▶ [Tasks to carry out]:
A – Answer the following about the Perl Monks thread, one per line:
(i) How many records does the asker put into each smaller file?
(ii) About how long does saving all the files take on the development machine?
(iii) Which module is used to output the records as XML?
B – In the Perl Monks thread, reproduce the stretch from "foreach my $file" through "listed 'Best First'.", substituting "special library" for "magical module".

-------- Text excerpt --------

Anonymous Monk has asked for the wisdom of the Perl Monks concerning the following question:

Hi.

I have an application that splitting a large data file into smaller files with a few records each and then saving the files to disk.

For the most part it works well, but in once instance, I am parsing an file with 5000+ records into smaller files of 12 each. It is taking about 20 seconds to save all the 400+ files. My development machine isa little slow, so it will get faster in production, but still I want it to be as fast as possible.

I'm using the basic

foreach my $file (@file) { my $filename = $file->{'filename'}; my $content = $file->{'content'}; open(FILE, ">$filename") or die "Can't open $filename $!"; print FILE $content; close(FILE); }


My question is, is there some magical module out there, defying my undertanding of how the OS works, to save a bunch of files with only one I/O call? To store them all in memory until they are all ready to be written, and then do it at once, with one open/print/close call?

If not, is there *anything* at all I could do make it faster aside from putting more than 12 records in each file?

Replies are listed 'Best First'.
Re: Quickest way to write multiple files
by saskaqueer (Friar) on Jun 08, 2004 at 08:34 UTC

    Copied from chatterbox: saskaqueer's mind boggles over the newest SoPW. Imagine a "magical module out there" that could "save a bunch of files with only one I/O call". That'd be amazing to see ;)

    That aside, I'd say 20 seconds isn't too bad for creating and manipulating 417 files. If your code can use any adjustments for speed, it would most likely be with the code you are using to split up a chunk of data into 12 records per file. If the bottleneck here is indeed the file I/O for outputting the new files, then that's about the best you're going to get.

    How are you reading in this 5000+ record file? Are you reading it in all at once into memory, or are you looping through it 12 records at a time to split it up? If you're pulling everything into memory at once, that might be your problem there.

      The parsing of the initial datafile is taking an average of 2 seconds. Of couse I'll try to shave 1.5 off, but that's not much. They are being stored in a hashref, then split into separate hashrefs, and output as xml 12 at a time with XML::Simple.

-------- Entries provided --------

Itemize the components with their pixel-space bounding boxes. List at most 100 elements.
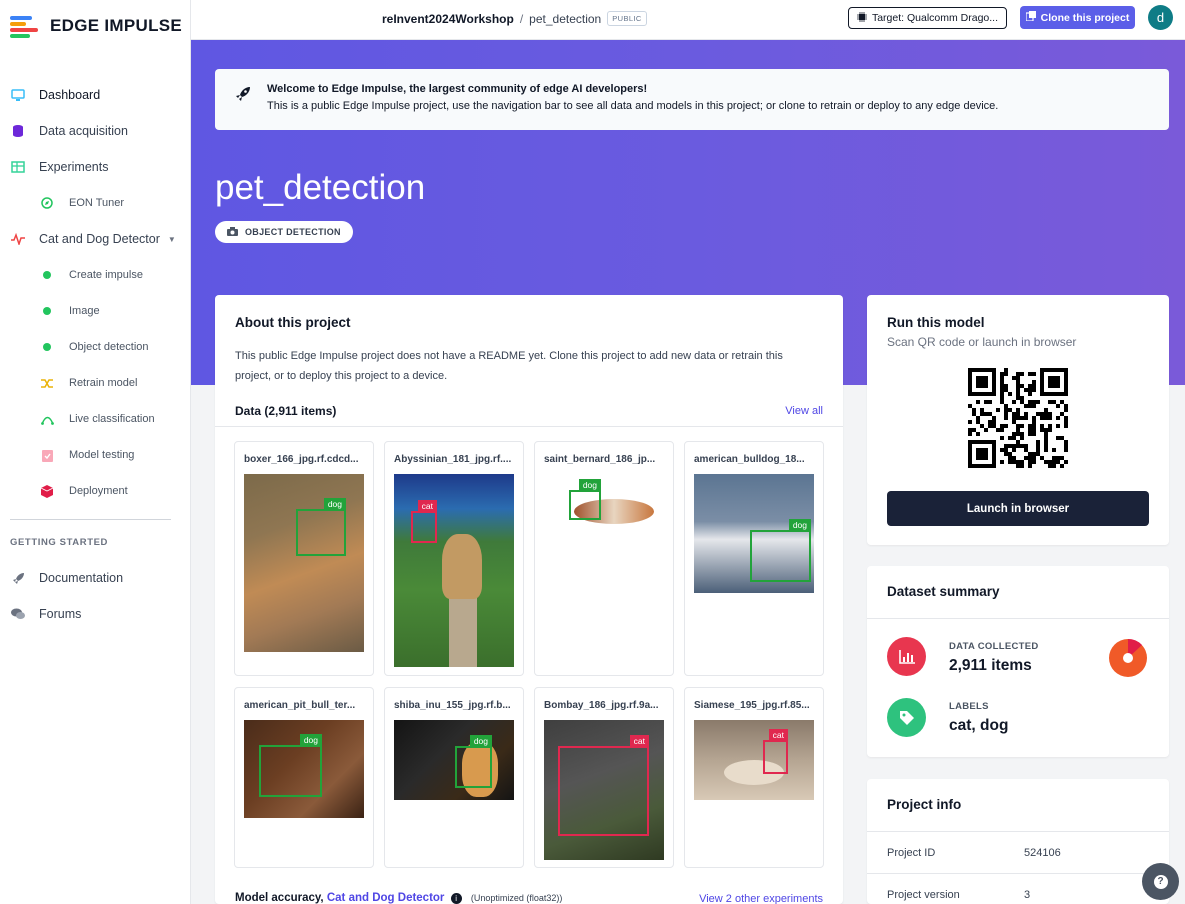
data-item[interactable]: american_bulldog_18... dog xyxy=(684,441,824,676)
page-title: pet_detection xyxy=(215,168,426,207)
sidebar-item-documentation[interactable]: Documentation xyxy=(0,560,190,596)
target-label: Target: Qualcomm Drago... xyxy=(871,12,999,24)
sidebar-item-label: Experiments xyxy=(39,160,109,174)
comments-icon xyxy=(10,606,26,622)
view-all-link[interactable]: View all xyxy=(785,405,823,417)
accuracy-title: Model accuracy, xyxy=(235,892,324,904)
pulse-icon xyxy=(10,231,26,247)
view-other-experiments-link[interactable]: View 2 other experiments xyxy=(699,893,823,904)
sidebar-item-dashboard[interactable]: Dashboard xyxy=(0,77,190,113)
data-item[interactable]: saint_bernard_186_jp... dog xyxy=(534,441,674,676)
sidebar-item-object-detection[interactable]: Object detection xyxy=(0,329,190,365)
data-item[interactable]: american_pit_bull_ter... dog xyxy=(234,687,374,868)
info-key: Project version xyxy=(887,889,960,901)
clone-icon xyxy=(1025,11,1036,24)
signal-icon xyxy=(39,411,55,427)
clone-label: Clone this project xyxy=(1040,11,1130,24)
bounding-box-label: dog xyxy=(323,498,346,510)
sidebar-item-forums[interactable]: Forums xyxy=(0,596,190,632)
avatar[interactable]: d xyxy=(1148,5,1173,30)
sidebar-item-eon-tuner[interactable]: EON Tuner xyxy=(0,185,190,221)
sidebar-item-deployment[interactable]: Deployment xyxy=(0,473,190,509)
info-row: Project ID 524106 xyxy=(867,831,1169,873)
info-icon[interactable]: i xyxy=(450,893,462,904)
green-dot-icon xyxy=(39,267,55,283)
logo-text: EDGE IMPULSE xyxy=(50,16,183,35)
cube-icon xyxy=(39,483,55,499)
data-item-image: cat xyxy=(394,474,514,667)
data-item-image: dog xyxy=(394,720,514,800)
data-item[interactable]: shiba_inu_155_jpg.rf.b... dog xyxy=(384,687,524,868)
sidebar-item-label: Object detection xyxy=(69,341,149,353)
logo[interactable]: EDGE IMPULSE xyxy=(10,14,182,38)
sidebar-item-label: Data acquisition xyxy=(39,124,128,138)
about-card: About this project This public Edge Impu… xyxy=(215,295,843,904)
rocket-icon xyxy=(235,86,251,107)
data-item[interactable]: Bombay_186_jpg.rf.9a... cat xyxy=(534,687,674,868)
sidebar-item-cat-and-dog-detector[interactable]: Cat and Dog Detector ▼ xyxy=(0,221,190,257)
data-item-filename: Bombay_186_jpg.rf.9a... xyxy=(544,700,659,711)
data-item-image: dog xyxy=(244,474,364,652)
compass-icon xyxy=(39,195,55,211)
sidebar-item-retrain-model[interactable]: Retrain model xyxy=(0,365,190,401)
sidebar-item-label: Create impulse xyxy=(69,269,143,281)
info-value: 524106 xyxy=(1024,847,1061,859)
sidebar-item-data-acquisition[interactable]: Data acquisition xyxy=(0,113,190,149)
welcome-body: This is a public Edge Impulse project, u… xyxy=(267,100,999,112)
clipboard-check-icon xyxy=(39,447,55,463)
welcome-banner: Welcome to Edge Impulse, the largest com… xyxy=(215,69,1169,130)
run-title: Run this model xyxy=(887,315,985,330)
dataset-summary-card: Dataset summary DATA COLLECTED 2,911 ite… xyxy=(867,566,1169,757)
labels-value: cat, dog xyxy=(949,717,1009,734)
data-item-filename: boxer_166_jpg.rf.cdcd... xyxy=(244,454,359,465)
sidebar-item-experiments[interactable]: Experiments xyxy=(0,149,190,185)
data-item-image: dog xyxy=(694,474,814,593)
bounding-box-label: dog xyxy=(299,734,322,746)
data-header: Data (2,911 items) View all xyxy=(215,395,843,427)
sidebar-item-label: Live classification xyxy=(69,413,155,425)
breadcrumb-separator: / xyxy=(519,11,524,26)
edge-impulse-logo-icon xyxy=(10,14,40,38)
sidebar-item-image[interactable]: Image xyxy=(0,293,190,329)
bounding-box-label: cat xyxy=(629,735,649,747)
bar-chart-icon xyxy=(887,637,926,676)
sidebar-item-label: Model testing xyxy=(69,449,135,461)
tag-icon xyxy=(887,698,926,737)
question-icon: ? xyxy=(1153,874,1168,889)
target-button[interactable]: Target: Qualcomm Drago... xyxy=(848,7,1007,29)
accuracy-impulse-link[interactable]: Cat and Dog Detector xyxy=(327,892,445,904)
monitor-icon xyxy=(10,87,26,103)
data-count-label: Data (2,911 items) xyxy=(235,404,337,418)
data-item[interactable]: Abyssinian_181_jpg.rf.... cat xyxy=(384,441,524,676)
data-collected-label: DATA COLLECTED xyxy=(949,641,1039,652)
sidebar-nav: Dashboard Data acquisition Experiments E… xyxy=(0,77,190,509)
table-icon xyxy=(10,159,26,175)
chevron-down-icon: ▼ xyxy=(167,234,176,244)
data-item[interactable]: Siamese_195_jpg.rf.85... cat xyxy=(684,687,824,868)
welcome-title: Welcome to Edge Impulse, the largest com… xyxy=(267,83,648,95)
sidebar-item-label: Dashboard xyxy=(39,88,101,102)
sidebar-item-model-testing[interactable]: Model testing xyxy=(0,437,190,473)
sidebar-item-create-impulse[interactable]: Create impulse xyxy=(0,257,190,293)
launch-in-browser-button[interactable]: Launch in browser xyxy=(887,491,1149,526)
project-type-label: OBJECT DETECTION xyxy=(245,227,341,237)
data-item-image: dog xyxy=(544,474,664,554)
section-label-getting-started: GETTING STARTED xyxy=(10,537,109,548)
info-key: Project ID xyxy=(887,847,936,859)
data-item-filename: american_pit_bull_ter... xyxy=(244,700,356,711)
help-button[interactable]: ? xyxy=(1142,863,1179,900)
bounding-box-label: dog xyxy=(788,519,811,531)
data-item[interactable]: boxer_166_jpg.rf.cdcd... dog xyxy=(234,441,374,676)
chip-icon xyxy=(856,11,867,25)
project-info-card: Project info Project ID 524106 Project v… xyxy=(867,779,1169,904)
breadcrumb-project[interactable]: pet_detection xyxy=(529,12,601,26)
bounding-box-label: dog xyxy=(469,735,492,747)
bounding-box: dog xyxy=(259,734,322,797)
sidebar-item-live-classification[interactable]: Live classification xyxy=(0,401,190,437)
sidebar-getting-started: Documentation Forums xyxy=(0,560,190,632)
rocket-icon xyxy=(10,570,26,586)
clone-project-button[interactable]: Clone this project xyxy=(1020,6,1135,29)
bounding-box: dog xyxy=(455,735,492,788)
breadcrumb-owner[interactable]: reInvent2024Workshop xyxy=(382,12,514,26)
run-model-card: Run this model Scan QR code or launch in… xyxy=(867,295,1169,545)
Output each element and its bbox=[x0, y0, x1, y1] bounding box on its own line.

--------

▶ [Answers to the tasks]:
A –
(i) 12
(ii) About 20 seconds
(iii) XML::Simple

B –
foreach my $file (@file) { my $filename = $file->{'filename'}; my $content = $file->{'content'}; open(FILE, ">$filename") or die "Can't open $filename $!"; print FILE $content; close(FILE); }


My question is, is there some special library out there, defying my undertanding of how the OS works, to save a bunch of files with only one I/O call? To store them all in memory until they are all ready to be written, and then do it at once, with one open/print/close call?

If not, is there *anything* at all I could do make it faster aside from putting more than 12 records in each file?

Replies are listed 'Best First'.